## PROBLEM
Exactly and only the lines from the one with "Convert this document image to plain text." through the end of the listing are to be transcribed, both ends included.

--- START ---

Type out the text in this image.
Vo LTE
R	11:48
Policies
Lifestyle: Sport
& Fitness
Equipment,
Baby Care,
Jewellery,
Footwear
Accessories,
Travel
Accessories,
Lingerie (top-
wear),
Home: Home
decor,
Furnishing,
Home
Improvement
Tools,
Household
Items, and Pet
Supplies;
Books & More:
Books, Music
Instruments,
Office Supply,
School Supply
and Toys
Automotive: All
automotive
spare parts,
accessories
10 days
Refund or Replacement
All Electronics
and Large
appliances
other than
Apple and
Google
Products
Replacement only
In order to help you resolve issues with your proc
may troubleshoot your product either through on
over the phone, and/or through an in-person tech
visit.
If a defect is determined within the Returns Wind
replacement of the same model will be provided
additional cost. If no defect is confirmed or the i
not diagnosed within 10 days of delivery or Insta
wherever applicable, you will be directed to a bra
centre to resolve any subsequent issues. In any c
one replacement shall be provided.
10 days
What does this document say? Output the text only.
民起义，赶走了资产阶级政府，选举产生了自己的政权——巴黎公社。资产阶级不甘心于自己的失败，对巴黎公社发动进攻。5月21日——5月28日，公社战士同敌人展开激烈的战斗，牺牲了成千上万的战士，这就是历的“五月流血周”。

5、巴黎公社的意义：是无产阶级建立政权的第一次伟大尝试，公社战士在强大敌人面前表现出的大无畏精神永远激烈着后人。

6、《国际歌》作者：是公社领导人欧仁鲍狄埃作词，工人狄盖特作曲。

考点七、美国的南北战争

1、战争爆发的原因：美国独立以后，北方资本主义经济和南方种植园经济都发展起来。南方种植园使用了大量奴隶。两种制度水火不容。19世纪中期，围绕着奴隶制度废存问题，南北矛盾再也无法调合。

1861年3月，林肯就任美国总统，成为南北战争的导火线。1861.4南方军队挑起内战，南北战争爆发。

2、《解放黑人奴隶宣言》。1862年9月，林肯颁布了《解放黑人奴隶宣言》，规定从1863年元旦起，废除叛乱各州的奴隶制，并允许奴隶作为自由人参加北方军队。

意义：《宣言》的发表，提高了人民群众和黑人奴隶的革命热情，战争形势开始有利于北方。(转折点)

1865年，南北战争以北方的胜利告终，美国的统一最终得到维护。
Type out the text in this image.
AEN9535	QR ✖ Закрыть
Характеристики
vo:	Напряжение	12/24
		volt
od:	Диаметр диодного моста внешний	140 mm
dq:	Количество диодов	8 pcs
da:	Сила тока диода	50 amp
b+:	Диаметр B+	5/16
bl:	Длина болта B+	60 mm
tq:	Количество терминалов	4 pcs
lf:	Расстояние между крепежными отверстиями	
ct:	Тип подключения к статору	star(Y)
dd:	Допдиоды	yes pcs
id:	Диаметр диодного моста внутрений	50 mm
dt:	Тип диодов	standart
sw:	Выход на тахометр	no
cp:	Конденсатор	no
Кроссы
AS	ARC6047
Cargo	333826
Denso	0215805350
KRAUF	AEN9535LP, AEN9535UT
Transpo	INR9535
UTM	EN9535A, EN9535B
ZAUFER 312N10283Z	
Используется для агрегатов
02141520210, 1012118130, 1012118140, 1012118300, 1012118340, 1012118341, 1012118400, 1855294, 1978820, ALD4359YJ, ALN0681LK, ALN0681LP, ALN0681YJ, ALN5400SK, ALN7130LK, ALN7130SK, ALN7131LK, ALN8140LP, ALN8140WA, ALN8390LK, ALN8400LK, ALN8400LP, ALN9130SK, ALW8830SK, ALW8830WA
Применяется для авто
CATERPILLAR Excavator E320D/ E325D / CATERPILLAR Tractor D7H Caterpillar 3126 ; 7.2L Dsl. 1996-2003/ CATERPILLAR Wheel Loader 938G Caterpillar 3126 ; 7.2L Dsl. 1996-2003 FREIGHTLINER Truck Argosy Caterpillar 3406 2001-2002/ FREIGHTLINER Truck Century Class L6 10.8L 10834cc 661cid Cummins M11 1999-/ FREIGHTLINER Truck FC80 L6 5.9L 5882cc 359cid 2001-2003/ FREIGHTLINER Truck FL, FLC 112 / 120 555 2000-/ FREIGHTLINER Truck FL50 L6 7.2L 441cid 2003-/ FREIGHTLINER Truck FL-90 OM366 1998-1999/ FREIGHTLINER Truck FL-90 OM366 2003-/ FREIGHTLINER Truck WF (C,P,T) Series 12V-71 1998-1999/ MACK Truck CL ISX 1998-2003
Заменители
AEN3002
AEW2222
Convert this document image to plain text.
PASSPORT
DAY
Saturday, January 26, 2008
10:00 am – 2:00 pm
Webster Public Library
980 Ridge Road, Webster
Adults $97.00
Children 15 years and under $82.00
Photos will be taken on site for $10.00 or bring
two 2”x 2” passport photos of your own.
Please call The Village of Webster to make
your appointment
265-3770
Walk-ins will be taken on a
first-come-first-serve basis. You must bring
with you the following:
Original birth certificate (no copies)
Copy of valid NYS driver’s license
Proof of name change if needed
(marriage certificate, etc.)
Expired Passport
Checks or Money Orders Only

--- END ---

## SOLUTION FOR THIS EXERCISE
Convert this document image to plain text.
PASSPORT
DAY
Saturday, January 26, 2008
10:00 am – 2:00 pm
Webster Public Library
980 Ridge Road, Webster
Adults $97.00
Children 15 years and under $82.00
Photos will be taken on site for $10.00 or bring
two 2”x 2” passport photos of your own.
Please call The Village of Webster to make
your appointment
265-3770
Walk-ins will be taken on a
first-come-first-serve basis. You must bring
with you the following:
Original birth certificate (no copies)
Copy of valid NYS driver’s license
Proof of name change if needed
(marriage certificate, etc.)
Expired Passport
Checks or Money Orders Only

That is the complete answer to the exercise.